● Given exercise
In the entries below, replace "SURENESS" with "CONFIDENCE" everywhere it appears and leave everything else unchanged.

● Input material

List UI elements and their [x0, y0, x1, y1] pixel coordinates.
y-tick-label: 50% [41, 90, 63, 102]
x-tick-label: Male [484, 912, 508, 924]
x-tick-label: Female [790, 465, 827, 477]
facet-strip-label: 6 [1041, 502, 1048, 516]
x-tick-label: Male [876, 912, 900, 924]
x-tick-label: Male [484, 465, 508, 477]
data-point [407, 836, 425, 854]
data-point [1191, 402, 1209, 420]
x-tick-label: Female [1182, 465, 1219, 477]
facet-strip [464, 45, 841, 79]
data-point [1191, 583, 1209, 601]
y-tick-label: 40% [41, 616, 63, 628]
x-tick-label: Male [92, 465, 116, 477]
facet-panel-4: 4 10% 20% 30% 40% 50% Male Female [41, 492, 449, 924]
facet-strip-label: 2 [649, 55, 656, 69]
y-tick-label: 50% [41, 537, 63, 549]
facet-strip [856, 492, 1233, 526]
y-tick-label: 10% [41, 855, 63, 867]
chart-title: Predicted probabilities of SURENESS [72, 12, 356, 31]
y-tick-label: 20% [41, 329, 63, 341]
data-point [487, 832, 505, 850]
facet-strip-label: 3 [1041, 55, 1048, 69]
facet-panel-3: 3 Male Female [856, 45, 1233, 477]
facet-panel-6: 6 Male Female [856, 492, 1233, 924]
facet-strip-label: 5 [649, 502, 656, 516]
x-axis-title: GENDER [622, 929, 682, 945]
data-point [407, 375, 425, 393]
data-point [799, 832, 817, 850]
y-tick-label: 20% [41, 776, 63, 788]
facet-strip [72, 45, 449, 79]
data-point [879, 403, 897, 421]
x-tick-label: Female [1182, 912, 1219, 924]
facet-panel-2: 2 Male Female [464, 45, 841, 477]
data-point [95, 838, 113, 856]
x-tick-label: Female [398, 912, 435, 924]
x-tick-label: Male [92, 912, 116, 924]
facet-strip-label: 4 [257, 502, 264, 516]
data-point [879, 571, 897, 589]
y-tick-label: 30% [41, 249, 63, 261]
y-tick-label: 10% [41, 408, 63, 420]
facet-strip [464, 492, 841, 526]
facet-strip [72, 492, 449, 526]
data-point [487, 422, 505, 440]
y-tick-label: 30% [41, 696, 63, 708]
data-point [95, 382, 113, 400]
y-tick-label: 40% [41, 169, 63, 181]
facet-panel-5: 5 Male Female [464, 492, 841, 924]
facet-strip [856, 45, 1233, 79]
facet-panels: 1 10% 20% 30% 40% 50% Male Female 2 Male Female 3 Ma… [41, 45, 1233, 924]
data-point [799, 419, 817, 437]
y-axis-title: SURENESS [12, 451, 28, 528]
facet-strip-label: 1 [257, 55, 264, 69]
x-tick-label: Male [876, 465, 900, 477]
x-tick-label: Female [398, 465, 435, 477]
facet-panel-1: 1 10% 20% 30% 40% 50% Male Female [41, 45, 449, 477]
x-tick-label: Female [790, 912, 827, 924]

● Exercise output
List UI elements and their [x0, y0, x1, y1] pixel coordinates.
y-tick-label: 50% [41, 90, 63, 102]
x-tick-label: Male [484, 912, 508, 924]
x-tick-label: Female [790, 465, 827, 477]
facet-strip-label: 6 [1041, 502, 1048, 516]
x-tick-label: Male [876, 912, 900, 924]
x-tick-label: Male [484, 465, 508, 477]
data-point [407, 836, 425, 854]
data-point [1191, 402, 1209, 420]
x-tick-label: Female [1182, 465, 1219, 477]
facet-strip [464, 45, 841, 79]
data-point [1191, 583, 1209, 601]
y-tick-label: 40% [41, 616, 63, 628]
x-tick-label: Male [92, 465, 116, 477]
facet-panel-4: 4 10% 20% 30% 40% 50% Male Female [41, 492, 449, 924]
facet-strip-label: 2 [649, 55, 656, 69]
y-tick-label: 50% [41, 537, 63, 549]
facet-strip [856, 492, 1233, 526]
y-tick-label: 10% [41, 855, 63, 867]
chart-title: Predicted probabilities of CONFIDENCE [72, 12, 356, 31]
y-tick-label: 20% [41, 329, 63, 341]
data-point [487, 832, 505, 850]
facet-strip-label: 3 [1041, 55, 1048, 69]
facet-panel-3: 3 Male Female [856, 45, 1233, 477]
facet-panel-6: 6 Male Female [856, 492, 1233, 924]
facet-strip-label: 5 [649, 502, 656, 516]
x-axis-title: GENDER [622, 929, 682, 945]
data-point [407, 375, 425, 393]
data-point [799, 832, 817, 850]
y-tick-label: 20% [41, 776, 63, 788]
facet-strip [72, 45, 449, 79]
data-point [879, 403, 897, 421]
x-tick-label: Female [1182, 912, 1219, 924]
facet-panel-2: 2 Male Female [464, 45, 841, 477]
data-point [95, 838, 113, 856]
x-tick-label: Female [398, 912, 435, 924]
x-tick-label: Male [92, 912, 116, 924]
facet-strip-label: 4 [257, 502, 264, 516]
data-point [879, 571, 897, 589]
y-tick-label: 30% [41, 249, 63, 261]
y-tick-label: 10% [41, 408, 63, 420]
facet-strip [464, 492, 841, 526]
facet-strip [72, 492, 449, 526]
data-point [487, 422, 505, 440]
y-tick-label: 30% [41, 696, 63, 708]
data-point [95, 382, 113, 400]
y-tick-label: 40% [41, 169, 63, 181]
facet-panel-5: 5 Male Female [464, 492, 841, 924]
facet-strip [856, 45, 1233, 79]
facet-panels: 1 10% 20% 30% 40% 50% Male Female 2 Male Female 3 Ma… [41, 45, 1233, 924]
data-point [799, 419, 817, 437]
y-axis-title: CONFIDENCE [12, 451, 28, 528]
facet-strip-label: 1 [257, 55, 264, 69]
x-tick-label: Male [876, 465, 900, 477]
x-tick-label: Female [398, 465, 435, 477]
facet-panel-1: 1 10% 20% 30% 40% 50% Male Female [41, 45, 449, 477]
x-tick-label: Female [790, 912, 827, 924]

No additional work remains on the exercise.